◆ EXTRACTED DATA:
——————————

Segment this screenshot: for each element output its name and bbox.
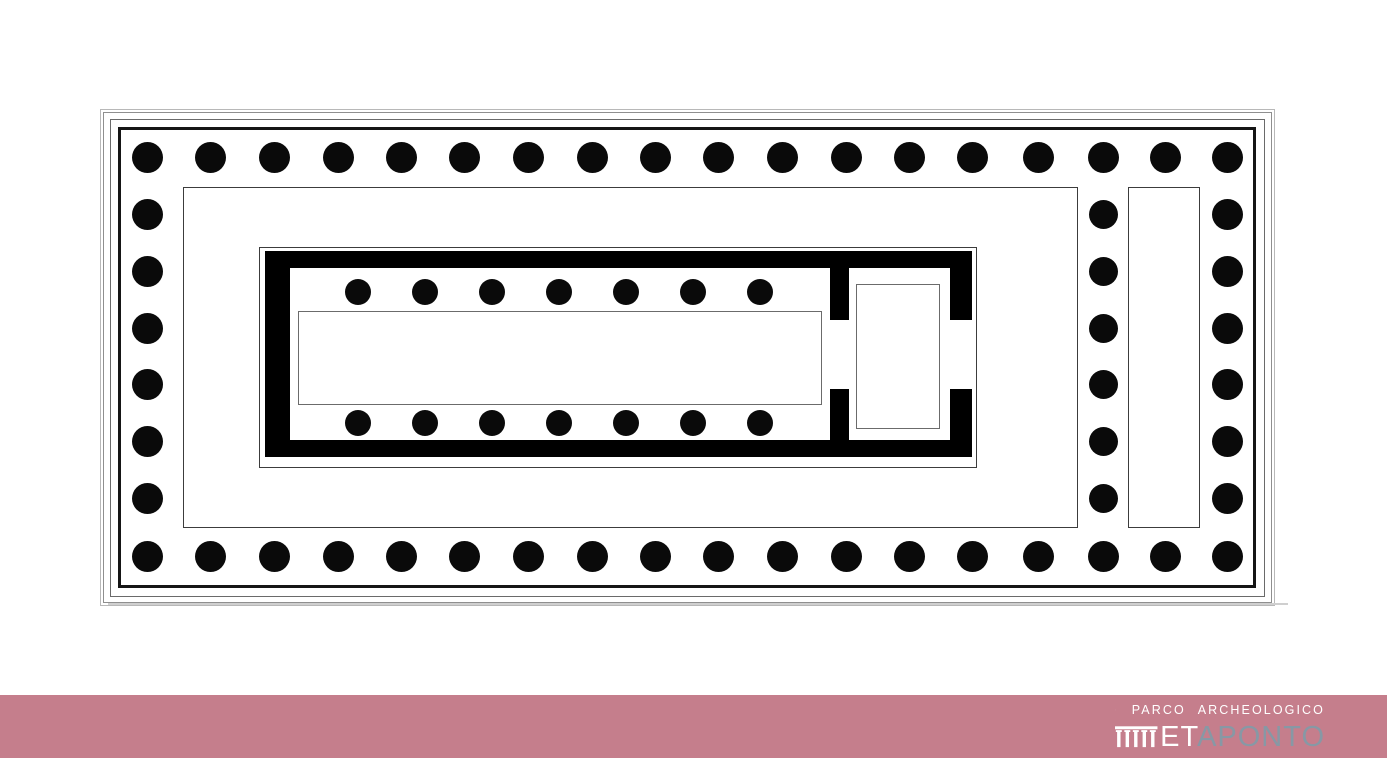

——————————

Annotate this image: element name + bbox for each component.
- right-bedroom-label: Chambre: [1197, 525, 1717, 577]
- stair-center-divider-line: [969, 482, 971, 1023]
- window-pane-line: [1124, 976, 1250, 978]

——————————

◆ WRITTEN TASK: Can you convert the lines from the one containing "Annotate this image: element" through the one containing "- window-pane-line: [1124, 976, 1250, 978]", both included, into a Markdown table with a Row column numbering each line and an Entry column holding the line, skipping any blank lines?

◆ RESPONSE FOR THIS EXERCISE:
| Row | Entry |
|---|---|
| 1 | Annotate this image: element name + bbox for each component. |
| 2 | - right-bedroom-label: Chambre: [1197, 525, 1717, 577] |
| 3 | - stair-center-divider-line: [969, 482, 971, 1023] |
| 4 | - window-pane-line: [1124, 976, 1250, 978] |